> DESCRIPTION OF THE TASK: Retype all the entries word for word, but omit the pictures.

*** PROVIDED RECORDS

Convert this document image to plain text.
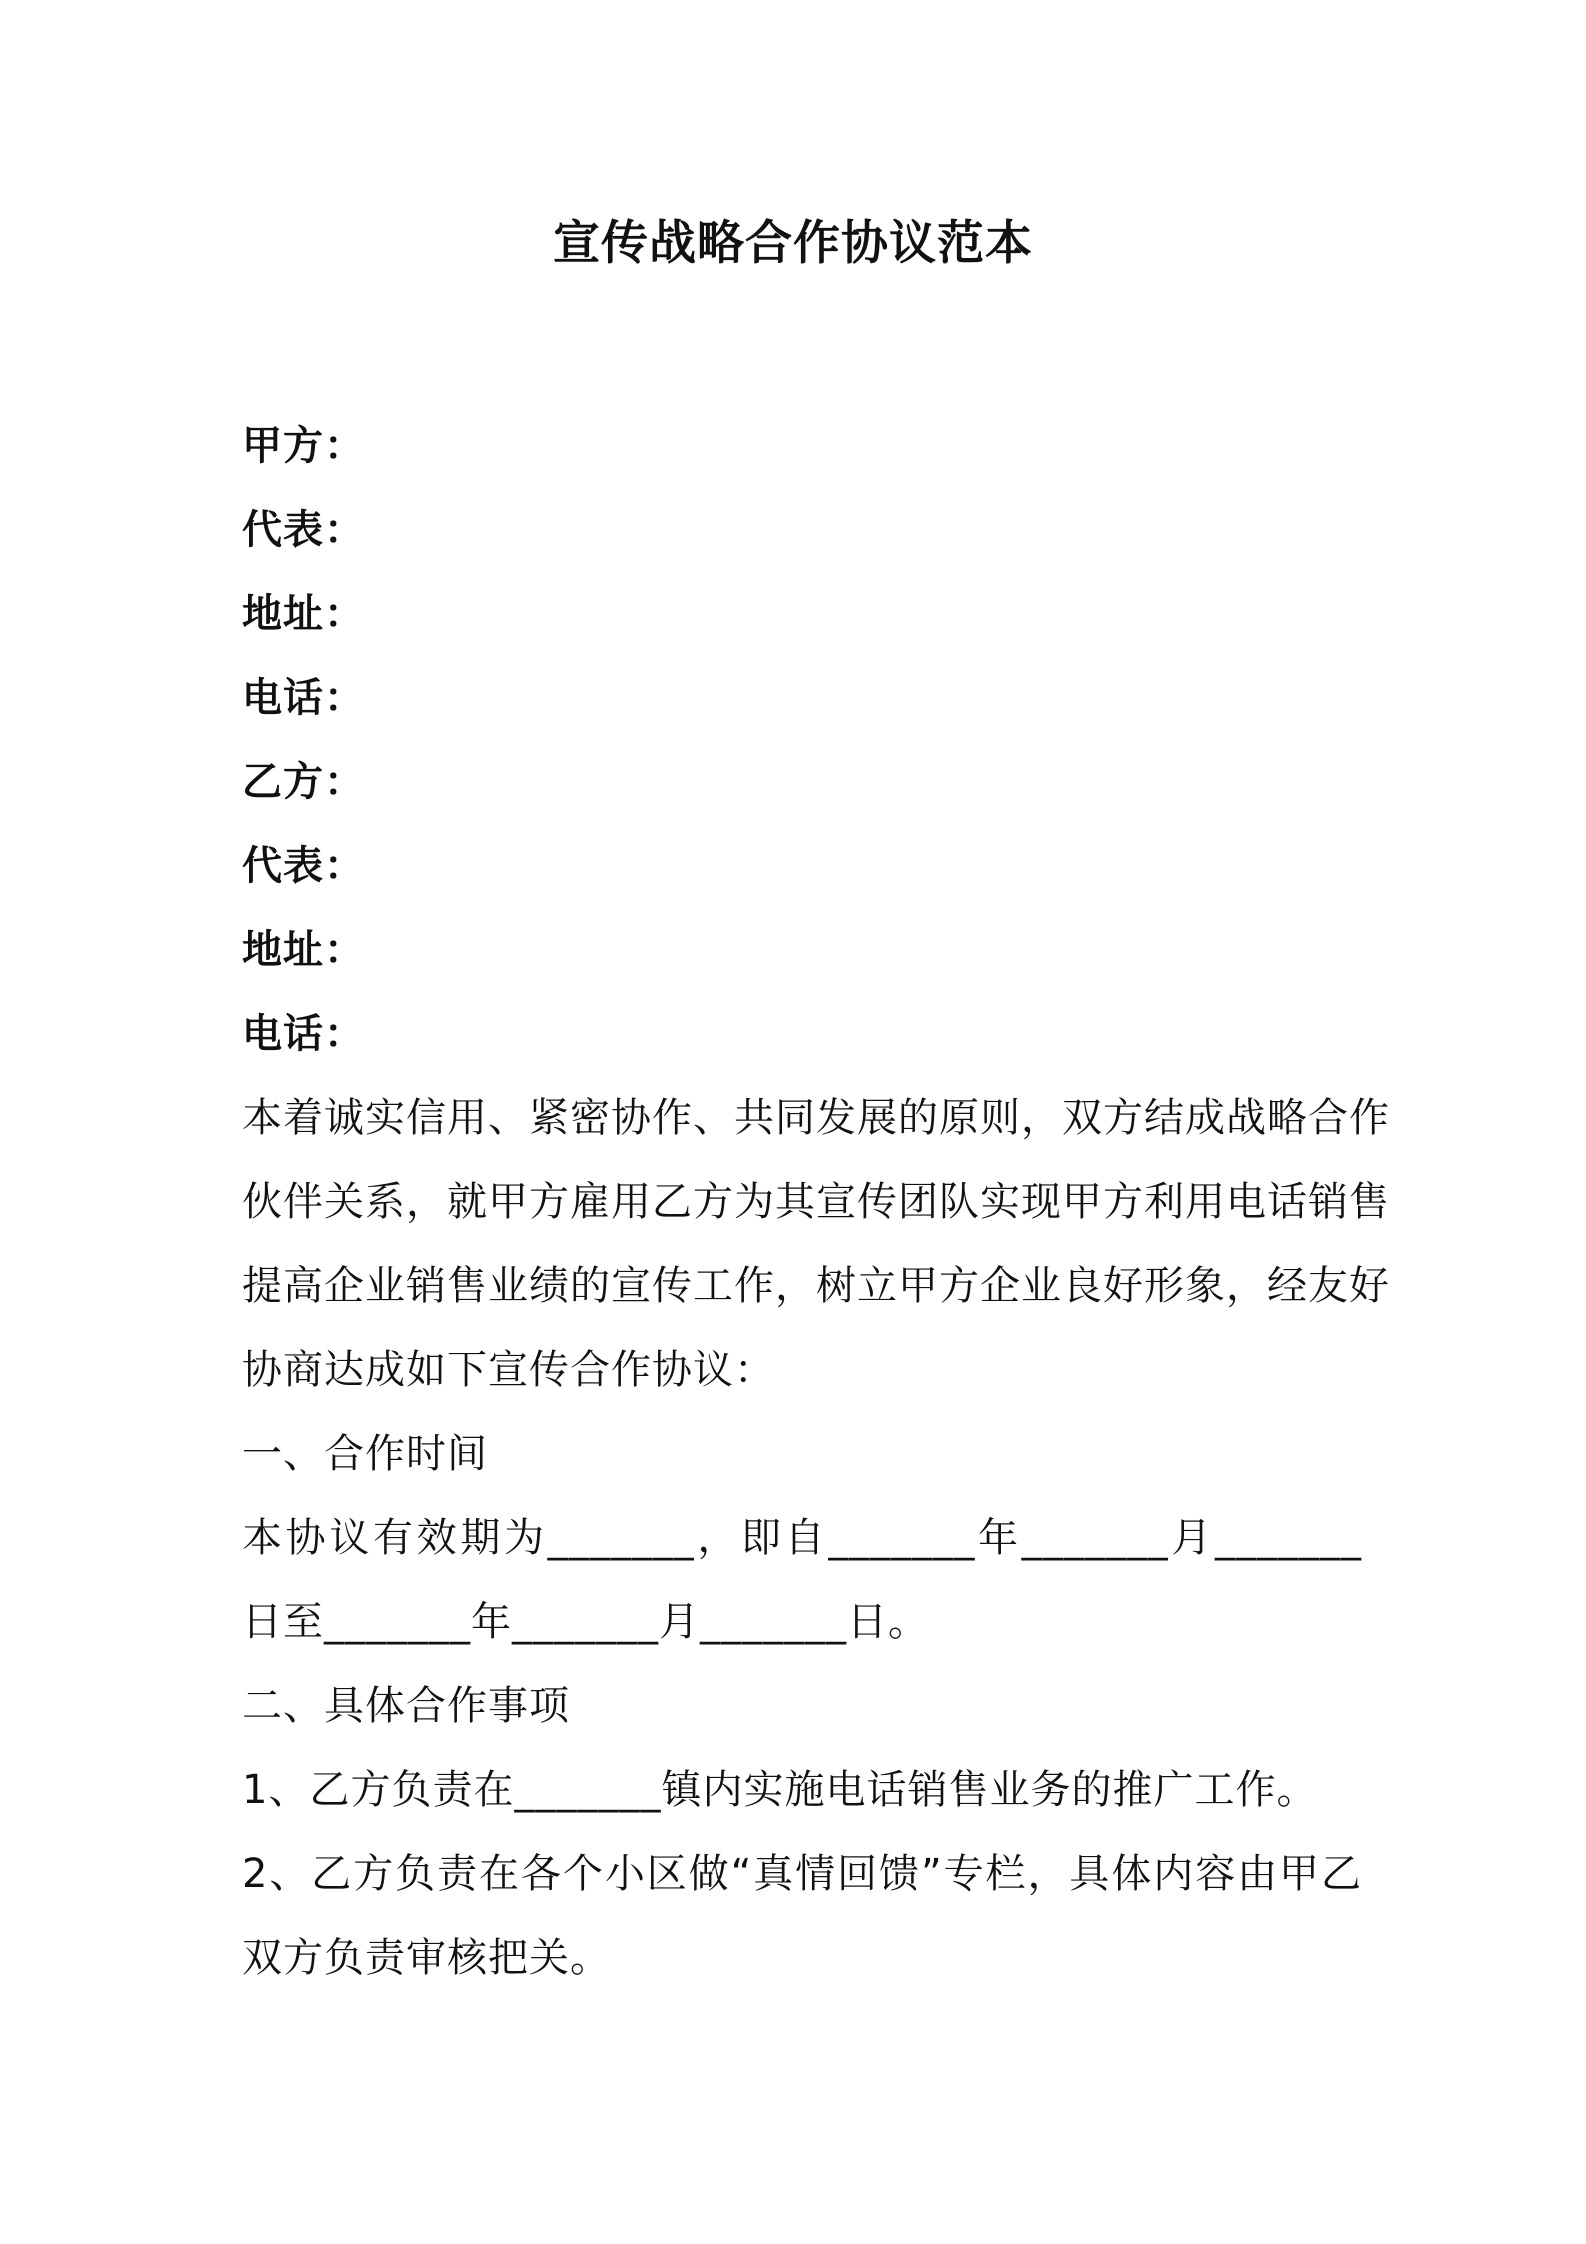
宣传战略合作协议范本
甲方：
代表：
地址：
电话：
乙方：
代表：
地址：
电话：
本着诚实信用、紧密协作、共同发展的原则，双方结成战略合作
伙伴关系，就甲方雇用乙方为其宣传团队实现甲方利用电话销售
提高企业销售业绩的宣传工作，树立甲方企业良好形象，经友好
协商达成如下宣传合作协议：
一、合作时间
本协议有效期为_______，即自_______年_______月_______
日至_______年_______月_______日。
二、具体合作事项
1、乙方负责在_______镇内实施电话销售业务的推广工作。
2、乙方负责在各个小区做“真情回馈”专栏，具体内容由甲乙
双方负责审核把关。
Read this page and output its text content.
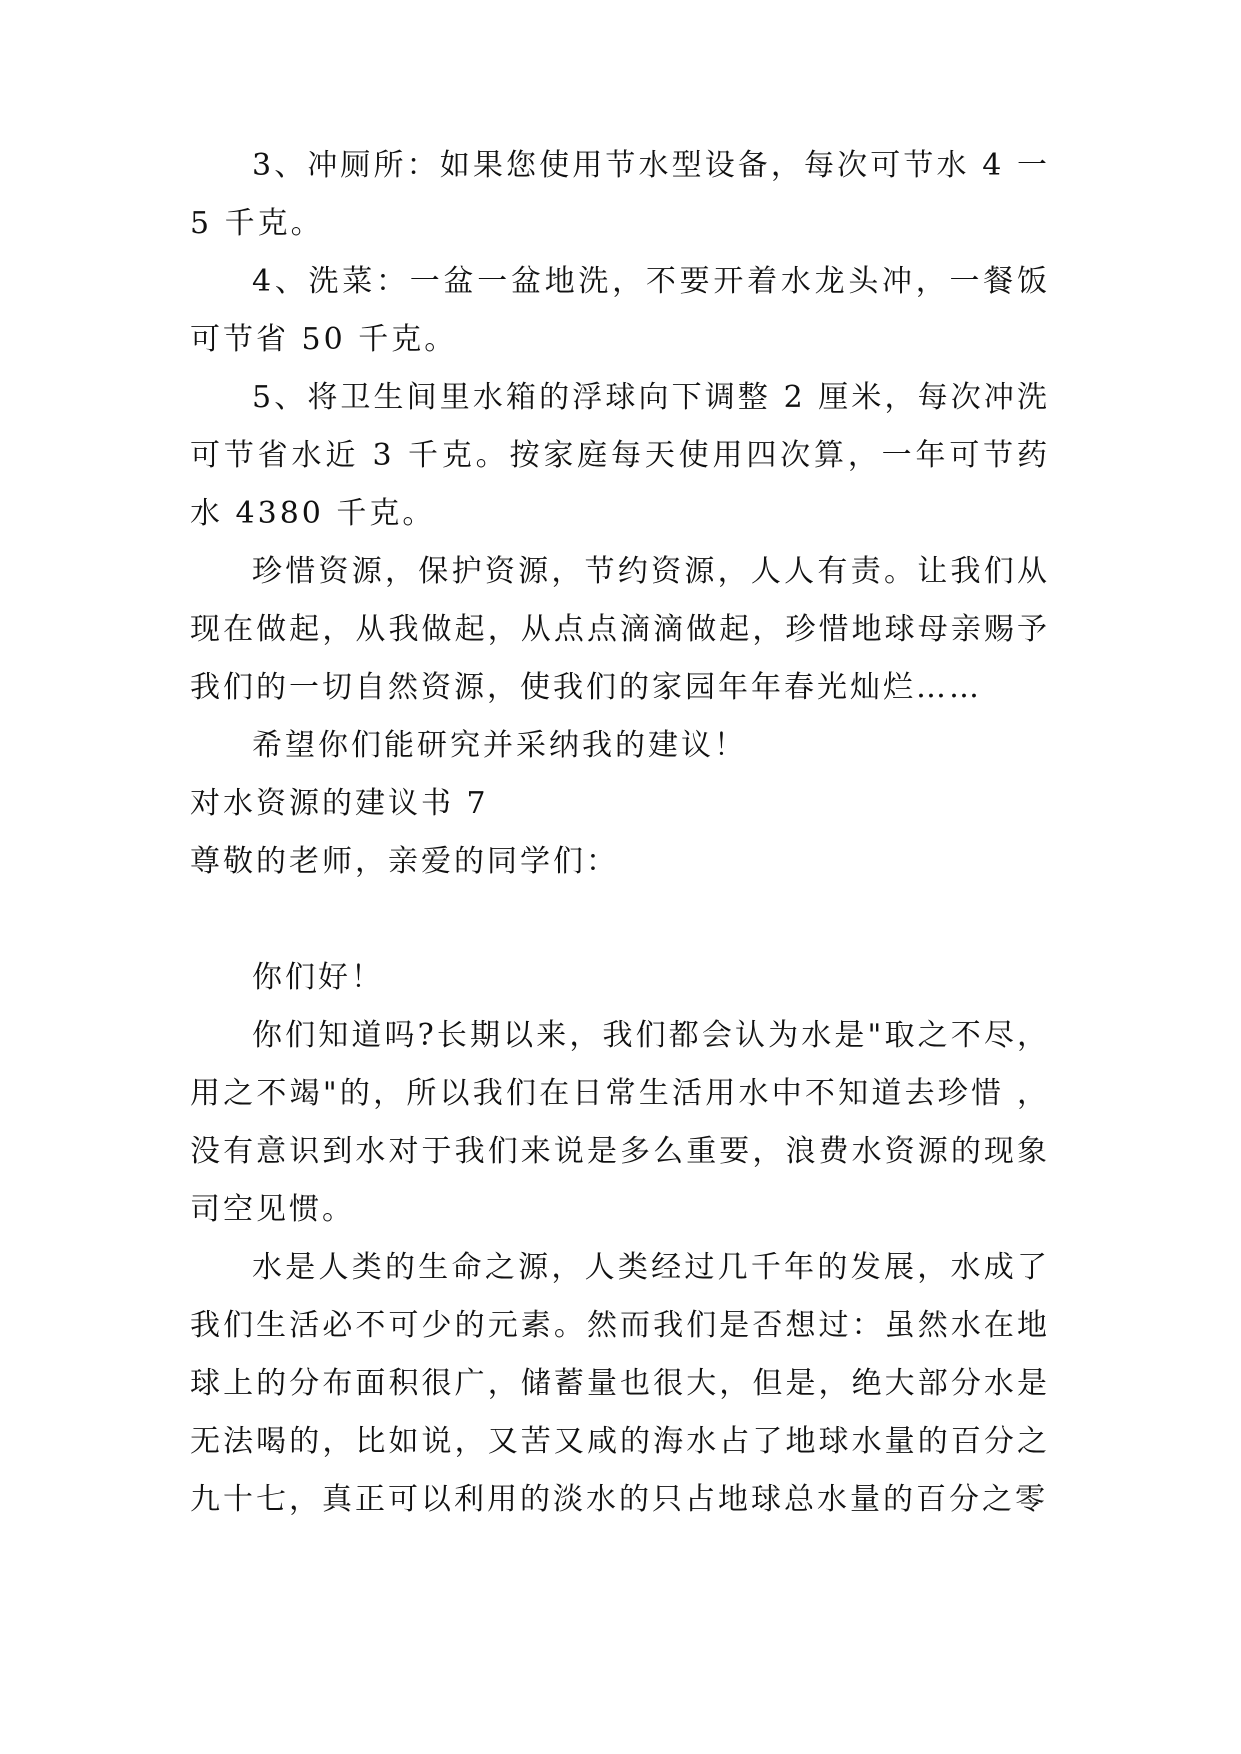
3、冲厕所：如果您使用节水型设备，每次可节水 4 一 5 千克。

4、洗菜：一盆一盆地洗，不要开着水龙头冲，一餐饭可节省 50 千克。

5、将卫生间里水箱的浮球向下调整 2 厘米，每次冲洗可节省水近 3 千克。按家庭每天使用四次算，一年可节药水 4380 千克。

珍惜资源，保护资源，节约资源，人人有责。让我们从现在做起，从我做起，从点点滴滴做起，珍惜地球母亲赐予我们的一切自然资源，使我们的家园年年春光灿烂……

希望你们能研究并采纳我的建议！

对水资源的建议书 7

尊敬的老师，亲爱的同学们：

你们好！

你们知道吗?长期以来，我们都会认为水是"取之不尽，用之不竭"的，所以我们在日常生活用水中不知道去珍惜 ，没有意识到水对于我们来说是多么重要，浪费水资源的现象司空见惯。

水是人类的生命之源，人类经过几千年的发展，水成了我们生活必不可少的元素。然而我们是否想过：虽然水在地球上的分布面积很广，储蓄量也很大，但是，绝大部分水是无法喝的，比如说，又苦又咸的海水占了地球水量的百分之九十七，真正可以利用的淡水的只占地球总水量的百分之零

******

> EXERCISE ANSWER:
Convert this document image to plain text.
宣传战略合作协议范本
甲方：
代表：
地址：
电话：
乙方：
代表：
地址：
电话：
本着诚实信用、紧密协作、共同发展的原则，双方结成战略合作
伙伴关系，就甲方雇用乙方为其宣传团队实现甲方利用电话销售
提高企业销售业绩的宣传工作，树立甲方企业良好形象，经友好
协商达成如下宣传合作协议：
一、合作时间
本协议有效期为_______，即自_______年_______月_______
日至_______年_______月_______日。
二、具体合作事项
1、乙方负责在_______镇内实施电话销售业务的推广工作。
2、乙方负责在各个小区做“真情回馈”专栏，具体内容由甲乙
双方负责审核把关。
Read this page and output its text content.
3、冲厕所：如果您使用节水型设备，每次可节水 4 一 5 千克。

4、洗菜：一盆一盆地洗，不要开着水龙头冲，一餐饭可节省 50 千克。

5、将卫生间里水箱的浮球向下调整 2 厘米，每次冲洗可节省水近 3 千克。按家庭每天使用四次算，一年可节药水 4380 千克。

珍惜资源，保护资源，节约资源，人人有责。让我们从现在做起，从我做起，从点点滴滴做起，珍惜地球母亲赐予我们的一切自然资源，使我们的家园年年春光灿烂……

希望你们能研究并采纳我的建议！

对水资源的建议书 7

尊敬的老师，亲爱的同学们：

你们好！

你们知道吗?长期以来，我们都会认为水是"取之不尽，用之不竭"的，所以我们在日常生活用水中不知道去珍惜 ，没有意识到水对于我们来说是多么重要，浪费水资源的现象司空见惯。

水是人类的生命之源，人类经过几千年的发展，水成了我们生活必不可少的元素。然而我们是否想过：虽然水在地球上的分布面积很广，储蓄量也很大，但是，绝大部分水是无法喝的，比如说，又苦又咸的海水占了地球水量的百分之九十七，真正可以利用的淡水的只占地球总水量的百分之零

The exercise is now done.